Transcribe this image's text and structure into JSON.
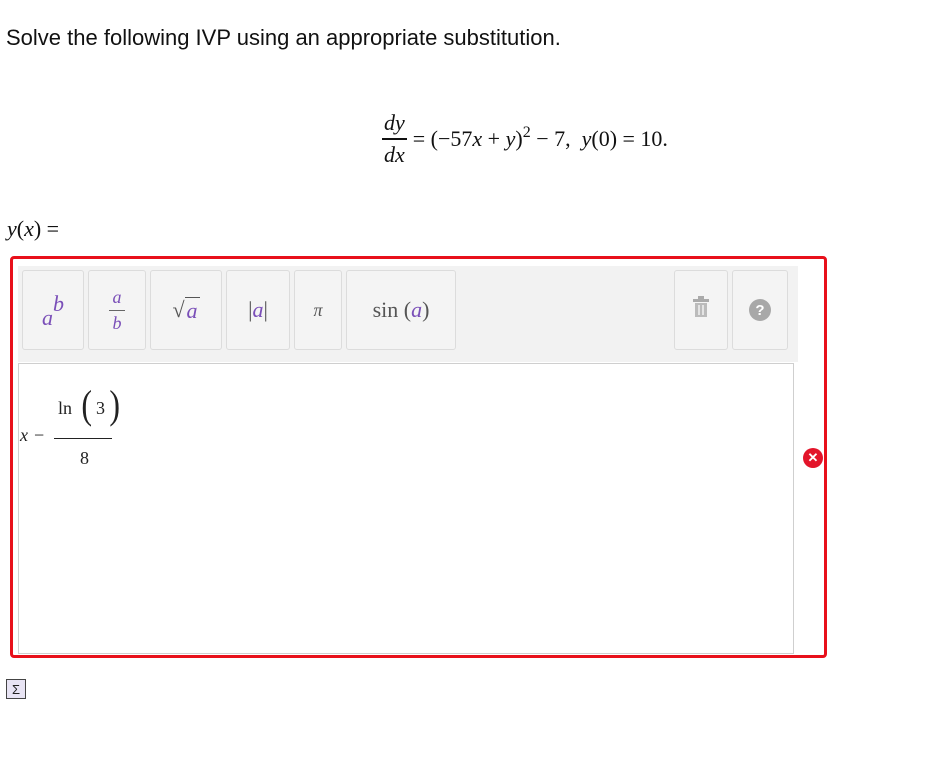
{
  "question": {
    "text": "Solve the following IVP using an appropriate substitution."
  },
  "equation": {
    "dy": "dy",
    "dx": "dx",
    "rhs": "= (−57",
    "rhs_x": "x",
    "rhs_mid": " + ",
    "rhs_y": "y",
    "rhs_close": ")",
    "exponent": "2",
    "rhs_tail": " − 7,  ",
    "ic_y": "y",
    "ic_rest": "(0) = 10."
  },
  "answer_label": {
    "y": "y",
    "open": "(",
    "x": "x",
    "close": ") ="
  },
  "toolbar": {
    "power": {
      "base": "a",
      "exp": "b"
    },
    "fraction": {
      "num": "a",
      "den": "b"
    },
    "sqrt": {
      "symbol": "√",
      "arg": "a"
    },
    "abs": {
      "left": "|",
      "arg": "a",
      "right": "|"
    },
    "pi": "π",
    "sin": {
      "fn": "sin",
      "open": " (",
      "arg": "a",
      "close": ")"
    },
    "help": "?"
  },
  "answer_expression": {
    "x": "x",
    "minus": "−",
    "ln": "ln",
    "arg": "3",
    "denominator": "8"
  },
  "status": {
    "error_symbol": "✕"
  },
  "colors": {
    "error_border": "#e8101b",
    "accent_var": "#7a4fb8"
  },
  "icons": [
    "trash-icon",
    "help-icon",
    "error-icon",
    "sigma-icon"
  ]
}
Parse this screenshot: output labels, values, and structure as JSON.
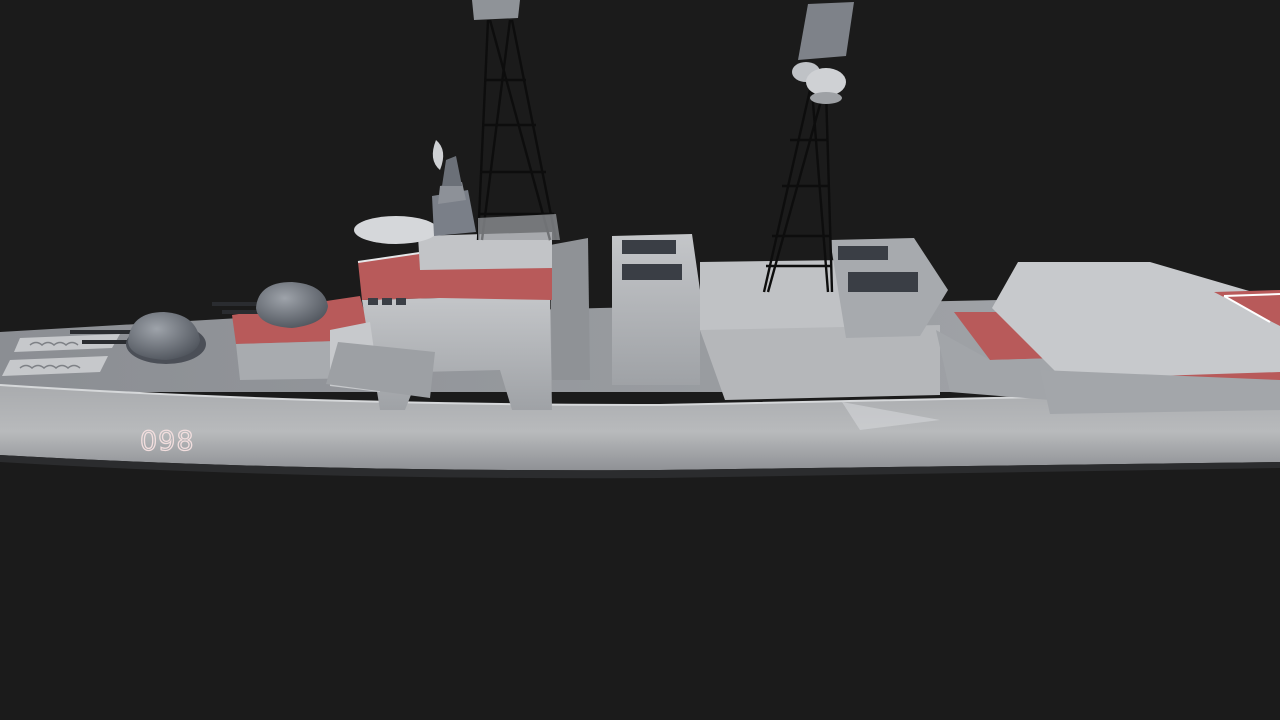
□ □ □
→ Request
Give only the number of lines in the entries above that hold the string "this".

→ Task output
2